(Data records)

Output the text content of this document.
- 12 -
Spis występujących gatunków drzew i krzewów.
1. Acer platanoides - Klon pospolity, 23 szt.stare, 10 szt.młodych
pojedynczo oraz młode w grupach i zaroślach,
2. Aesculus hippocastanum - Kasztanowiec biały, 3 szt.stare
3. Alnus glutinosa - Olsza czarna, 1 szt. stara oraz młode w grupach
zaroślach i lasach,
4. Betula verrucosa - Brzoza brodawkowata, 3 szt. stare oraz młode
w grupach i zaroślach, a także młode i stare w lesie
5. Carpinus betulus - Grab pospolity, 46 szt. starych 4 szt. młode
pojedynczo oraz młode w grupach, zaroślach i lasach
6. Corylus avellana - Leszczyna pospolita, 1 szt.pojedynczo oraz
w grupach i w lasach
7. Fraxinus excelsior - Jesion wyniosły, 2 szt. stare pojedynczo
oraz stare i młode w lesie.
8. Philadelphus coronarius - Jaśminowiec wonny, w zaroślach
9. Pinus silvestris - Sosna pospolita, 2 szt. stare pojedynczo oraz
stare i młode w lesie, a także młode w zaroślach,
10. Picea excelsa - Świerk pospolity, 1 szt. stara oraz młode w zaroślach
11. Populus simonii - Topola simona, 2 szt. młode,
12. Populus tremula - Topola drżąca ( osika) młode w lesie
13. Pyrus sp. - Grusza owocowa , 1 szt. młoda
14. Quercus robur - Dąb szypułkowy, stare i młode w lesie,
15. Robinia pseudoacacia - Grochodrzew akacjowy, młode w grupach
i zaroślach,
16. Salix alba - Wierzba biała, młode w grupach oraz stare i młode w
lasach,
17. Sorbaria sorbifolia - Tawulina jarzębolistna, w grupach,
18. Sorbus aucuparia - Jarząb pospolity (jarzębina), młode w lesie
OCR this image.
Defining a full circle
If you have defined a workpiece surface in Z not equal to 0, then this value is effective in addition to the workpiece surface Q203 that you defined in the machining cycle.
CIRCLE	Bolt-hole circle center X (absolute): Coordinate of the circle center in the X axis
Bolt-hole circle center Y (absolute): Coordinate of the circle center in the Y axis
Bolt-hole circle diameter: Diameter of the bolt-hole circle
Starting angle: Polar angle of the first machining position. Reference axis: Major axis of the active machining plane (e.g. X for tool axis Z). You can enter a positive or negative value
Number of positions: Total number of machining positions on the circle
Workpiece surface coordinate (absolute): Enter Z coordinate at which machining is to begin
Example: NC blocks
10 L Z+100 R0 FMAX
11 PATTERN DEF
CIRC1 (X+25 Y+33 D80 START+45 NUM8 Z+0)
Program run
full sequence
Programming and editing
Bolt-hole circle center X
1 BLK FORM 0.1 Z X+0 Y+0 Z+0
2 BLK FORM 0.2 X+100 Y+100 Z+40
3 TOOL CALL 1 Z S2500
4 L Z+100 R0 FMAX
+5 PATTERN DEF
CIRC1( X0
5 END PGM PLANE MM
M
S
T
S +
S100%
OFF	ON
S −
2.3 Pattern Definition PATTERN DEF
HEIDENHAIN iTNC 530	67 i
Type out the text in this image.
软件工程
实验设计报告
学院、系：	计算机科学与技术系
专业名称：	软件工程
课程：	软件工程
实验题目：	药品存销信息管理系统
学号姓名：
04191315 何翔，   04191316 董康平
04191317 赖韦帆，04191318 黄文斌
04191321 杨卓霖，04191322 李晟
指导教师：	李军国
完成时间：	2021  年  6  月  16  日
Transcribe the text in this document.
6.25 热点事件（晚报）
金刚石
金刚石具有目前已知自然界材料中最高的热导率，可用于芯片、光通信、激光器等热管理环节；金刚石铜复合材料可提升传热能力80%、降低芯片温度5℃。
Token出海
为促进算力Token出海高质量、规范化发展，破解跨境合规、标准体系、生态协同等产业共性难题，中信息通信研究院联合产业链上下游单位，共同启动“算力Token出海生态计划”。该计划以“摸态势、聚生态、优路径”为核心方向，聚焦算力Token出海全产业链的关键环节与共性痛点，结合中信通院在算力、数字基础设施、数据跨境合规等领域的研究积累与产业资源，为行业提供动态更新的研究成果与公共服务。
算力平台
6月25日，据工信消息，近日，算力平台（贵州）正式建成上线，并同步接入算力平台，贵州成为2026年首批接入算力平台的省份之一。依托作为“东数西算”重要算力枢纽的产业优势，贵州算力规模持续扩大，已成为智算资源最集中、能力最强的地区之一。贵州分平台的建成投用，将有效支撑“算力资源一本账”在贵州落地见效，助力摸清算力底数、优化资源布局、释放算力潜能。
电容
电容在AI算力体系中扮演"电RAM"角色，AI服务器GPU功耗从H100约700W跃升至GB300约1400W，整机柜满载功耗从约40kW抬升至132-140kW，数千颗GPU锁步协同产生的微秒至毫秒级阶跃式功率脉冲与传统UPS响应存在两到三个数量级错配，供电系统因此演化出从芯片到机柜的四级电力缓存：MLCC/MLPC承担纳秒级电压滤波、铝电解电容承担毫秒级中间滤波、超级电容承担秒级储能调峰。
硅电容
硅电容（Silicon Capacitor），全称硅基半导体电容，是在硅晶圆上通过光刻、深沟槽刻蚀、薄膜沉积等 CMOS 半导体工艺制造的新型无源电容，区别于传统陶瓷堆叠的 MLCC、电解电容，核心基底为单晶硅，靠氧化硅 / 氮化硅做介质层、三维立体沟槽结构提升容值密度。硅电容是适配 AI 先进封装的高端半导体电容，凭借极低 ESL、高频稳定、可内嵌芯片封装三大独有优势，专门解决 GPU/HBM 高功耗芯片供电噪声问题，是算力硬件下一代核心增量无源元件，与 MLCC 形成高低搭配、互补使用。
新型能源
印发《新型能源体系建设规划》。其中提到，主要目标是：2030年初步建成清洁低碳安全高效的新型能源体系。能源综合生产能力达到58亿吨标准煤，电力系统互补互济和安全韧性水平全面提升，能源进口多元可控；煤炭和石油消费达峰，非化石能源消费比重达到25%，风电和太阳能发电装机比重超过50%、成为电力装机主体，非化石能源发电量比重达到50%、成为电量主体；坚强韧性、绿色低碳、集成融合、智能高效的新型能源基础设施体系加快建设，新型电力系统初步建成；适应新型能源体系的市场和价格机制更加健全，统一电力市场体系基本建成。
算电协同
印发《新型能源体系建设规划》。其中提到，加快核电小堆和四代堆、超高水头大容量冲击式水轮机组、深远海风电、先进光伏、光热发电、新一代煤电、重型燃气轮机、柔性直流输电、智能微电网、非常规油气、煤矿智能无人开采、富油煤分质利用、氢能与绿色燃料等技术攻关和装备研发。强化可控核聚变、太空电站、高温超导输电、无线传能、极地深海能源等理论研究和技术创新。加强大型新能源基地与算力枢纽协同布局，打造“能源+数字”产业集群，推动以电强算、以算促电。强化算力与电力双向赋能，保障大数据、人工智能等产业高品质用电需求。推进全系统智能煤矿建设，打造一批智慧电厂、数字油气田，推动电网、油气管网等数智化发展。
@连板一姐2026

SHORT EXERCISE: Write out all the entries exactly.

EXERCISE ANSWER:
Output the text content of this document.
- 12 -
Spis występujących gatunków drzew i krzewów.
1. Acer platanoides - Klon pospolity, 23 szt.stare, 10 szt.młodych
pojedynczo oraz młode w grupach i zaroślach,
2. Aesculus hippocastanum - Kasztanowiec biały, 3 szt.stare
3. Alnus glutinosa - Olsza czarna, 1 szt. stara oraz młode w grupach
zaroślach i lasach,
4. Betula verrucosa - Brzoza brodawkowata, 3 szt. stare oraz młode
w grupach i zaroślach, a także młode i stare w lesie
5. Carpinus betulus - Grab pospolity, 46 szt. starych 4 szt. młode
pojedynczo oraz młode w grupach, zaroślach i lasach
6. Corylus avellana - Leszczyna pospolita, 1 szt.pojedynczo oraz
w grupach i w lasach
7. Fraxinus excelsior - Jesion wyniosły, 2 szt. stare pojedynczo
oraz stare i młode w lesie.
8. Philadelphus coronarius - Jaśminowiec wonny, w zaroślach
9. Pinus silvestris - Sosna pospolita, 2 szt. stare pojedynczo oraz
stare i młode w lesie, a także młode w zaroślach,
10. Picea excelsa - Świerk pospolity, 1 szt. stara oraz młode w zaroślach
11. Populus simonii - Topola simona, 2 szt. młode,
12. Populus tremula - Topola drżąca ( osika) młode w lesie
13. Pyrus sp. - Grusza owocowa , 1 szt. młoda
14. Quercus robur - Dąb szypułkowy, stare i młode w lesie,
15. Robinia pseudoacacia - Grochodrzew akacjowy, młode w grupach
i zaroślach,
16. Salix alba - Wierzba biała, młode w grupach oraz stare i młode w
lasach,
17. Sorbaria sorbifolia - Tawulina jarzębolistna, w grupach,
18. Sorbus aucuparia - Jarząb pospolity (jarzębina), młode w lesie
OCR this image.
Defining a full circle
If you have defined a workpiece surface in Z not equal to 0, then this value is effective in addition to the workpiece surface Q203 that you defined in the machining cycle.
CIRCLE	Bolt-hole circle center X (absolute): Coordinate of the circle center in the X axis
Bolt-hole circle center Y (absolute): Coordinate of the circle center in the Y axis
Bolt-hole circle diameter: Diameter of the bolt-hole circle
Starting angle: Polar angle of the first machining position. Reference axis: Major axis of the active machining plane (e.g. X for tool axis Z). You can enter a positive or negative value
Number of positions: Total number of machining positions on the circle
Workpiece surface coordinate (absolute): Enter Z coordinate at which machining is to begin
Example: NC blocks
10 L Z+100 R0 FMAX
11 PATTERN DEF
CIRC1 (X+25 Y+33 D80 START+45 NUM8 Z+0)
Program run
full sequence
Programming and editing
Bolt-hole circle center X
1 BLK FORM 0.1 Z X+0 Y+0 Z+0
2 BLK FORM 0.2 X+100 Y+100 Z+40
3 TOOL CALL 1 Z S2500
4 L Z+100 R0 FMAX
+5 PATTERN DEF
CIRC1( X0
5 END PGM PLANE MM
M
S
T
S +
S100%
OFF	ON
S −
2.3 Pattern Definition PATTERN DEF
HEIDENHAIN iTNC 530	67 i
Type out the text in this image.
软件工程
实验设计报告
学院、系：	计算机科学与技术系
专业名称：	软件工程
课程：	软件工程
实验题目：	药品存销信息管理系统
学号姓名：
04191315 何翔，   04191316 董康平
04191317 赖韦帆，04191318 黄文斌
04191321 杨卓霖，04191322 李晟
指导教师：	李军国
完成时间：	2021  年  6  月  16  日
Transcribe the text in this document.
6.25 热点事件（晚报）
金刚石
金刚石具有目前已知自然界材料中最高的热导率，可用于芯片、光通信、激光器等热管理环节；金刚石铜复合材料可提升传热能力80%、降低芯片温度5℃。
Token出海
为促进算力Token出海高质量、规范化发展，破解跨境合规、标准体系、生态协同等产业共性难题，中信息通信研究院联合产业链上下游单位，共同启动“算力Token出海生态计划”。该计划以“摸态势、聚生态、优路径”为核心方向，聚焦算力Token出海全产业链的关键环节与共性痛点，结合中信通院在算力、数字基础设施、数据跨境合规等领域的研究积累与产业资源，为行业提供动态更新的研究成果与公共服务。
算力平台
6月25日，据工信消息，近日，算力平台（贵州）正式建成上线，并同步接入算力平台，贵州成为2026年首批接入算力平台的省份之一。依托作为“东数西算”重要算力枢纽的产业优势，贵州算力规模持续扩大，已成为智算资源最集中、能力最强的地区之一。贵州分平台的建成投用，将有效支撑“算力资源一本账”在贵州落地见效，助力摸清算力底数、优化资源布局、释放算力潜能。
电容
电容在AI算力体系中扮演"电RAM"角色，AI服务器GPU功耗从H100约700W跃升至GB300约1400W，整机柜满载功耗从约40kW抬升至132-140kW，数千颗GPU锁步协同产生的微秒至毫秒级阶跃式功率脉冲与传统UPS响应存在两到三个数量级错配，供电系统因此演化出从芯片到机柜的四级电力缓存：MLCC/MLPC承担纳秒级电压滤波、铝电解电容承担毫秒级中间滤波、超级电容承担秒级储能调峰。
硅电容
硅电容（Silicon Capacitor），全称硅基半导体电容，是在硅晶圆上通过光刻、深沟槽刻蚀、薄膜沉积等 CMOS 半导体工艺制造的新型无源电容，区别于传统陶瓷堆叠的 MLCC、电解电容，核心基底为单晶硅，靠氧化硅 / 氮化硅做介质层、三维立体沟槽结构提升容值密度。硅电容是适配 AI 先进封装的高端半导体电容，凭借极低 ESL、高频稳定、可内嵌芯片封装三大独有优势，专门解决 GPU/HBM 高功耗芯片供电噪声问题，是算力硬件下一代核心增量无源元件，与 MLCC 形成高低搭配、互补使用。
新型能源
印发《新型能源体系建设规划》。其中提到，主要目标是：2030年初步建成清洁低碳安全高效的新型能源体系。能源综合生产能力达到58亿吨标准煤，电力系统互补互济和安全韧性水平全面提升，能源进口多元可控；煤炭和石油消费达峰，非化石能源消费比重达到25%，风电和太阳能发电装机比重超过50%、成为电力装机主体，非化石能源发电量比重达到50%、成为电量主体；坚强韧性、绿色低碳、集成融合、智能高效的新型能源基础设施体系加快建设，新型电力系统初步建成；适应新型能源体系的市场和价格机制更加健全，统一电力市场体系基本建成。
算电协同
印发《新型能源体系建设规划》。其中提到，加快核电小堆和四代堆、超高水头大容量冲击式水轮机组、深远海风电、先进光伏、光热发电、新一代煤电、重型燃气轮机、柔性直流输电、智能微电网、非常规油气、煤矿智能无人开采、富油煤分质利用、氢能与绿色燃料等技术攻关和装备研发。强化可控核聚变、太空电站、高温超导输电、无线传能、极地深海能源等理论研究和技术创新。加强大型新能源基地与算力枢纽协同布局，打造“能源+数字”产业集群，推动以电强算、以算促电。强化算力与电力双向赋能，保障大数据、人工智能等产业高品质用电需求。推进全系统智能煤矿建设，打造一批智慧电厂、数字油气田，推动电网、油气管网等数智化发展。
@连板一姐2026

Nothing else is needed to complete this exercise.